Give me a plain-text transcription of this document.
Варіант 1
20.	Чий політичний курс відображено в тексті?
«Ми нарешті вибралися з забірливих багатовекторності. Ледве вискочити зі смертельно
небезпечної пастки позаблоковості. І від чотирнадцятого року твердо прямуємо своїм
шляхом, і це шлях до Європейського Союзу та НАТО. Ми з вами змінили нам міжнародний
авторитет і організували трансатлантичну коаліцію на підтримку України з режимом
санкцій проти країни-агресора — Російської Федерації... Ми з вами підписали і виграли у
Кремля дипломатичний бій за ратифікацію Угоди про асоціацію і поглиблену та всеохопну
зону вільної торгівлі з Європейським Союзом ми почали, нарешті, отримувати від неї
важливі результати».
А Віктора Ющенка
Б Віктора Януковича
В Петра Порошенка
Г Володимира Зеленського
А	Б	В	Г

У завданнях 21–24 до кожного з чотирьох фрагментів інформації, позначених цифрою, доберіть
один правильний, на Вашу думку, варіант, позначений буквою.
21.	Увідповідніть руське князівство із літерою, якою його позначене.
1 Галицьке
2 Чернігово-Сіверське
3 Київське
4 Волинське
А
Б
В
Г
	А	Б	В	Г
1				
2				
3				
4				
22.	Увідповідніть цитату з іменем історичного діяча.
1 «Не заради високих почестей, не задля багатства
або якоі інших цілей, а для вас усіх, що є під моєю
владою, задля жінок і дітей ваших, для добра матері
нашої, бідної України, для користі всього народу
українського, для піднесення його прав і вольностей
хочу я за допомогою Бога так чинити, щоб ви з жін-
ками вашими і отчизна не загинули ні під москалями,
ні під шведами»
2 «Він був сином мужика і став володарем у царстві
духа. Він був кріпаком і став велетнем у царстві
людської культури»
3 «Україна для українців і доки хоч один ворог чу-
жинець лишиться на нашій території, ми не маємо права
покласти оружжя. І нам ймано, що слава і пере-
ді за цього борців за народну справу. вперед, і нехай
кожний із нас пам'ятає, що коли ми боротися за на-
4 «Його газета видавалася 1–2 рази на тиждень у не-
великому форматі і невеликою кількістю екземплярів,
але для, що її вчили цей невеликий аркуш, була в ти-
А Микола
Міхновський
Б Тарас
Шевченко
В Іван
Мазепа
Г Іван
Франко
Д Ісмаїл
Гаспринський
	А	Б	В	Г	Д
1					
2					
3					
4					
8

__Do this__.
Copy all lines from the data that hold the word "Віктора".

__Exercise response__.
А Віктора Ющенка
Б Віктора Януковича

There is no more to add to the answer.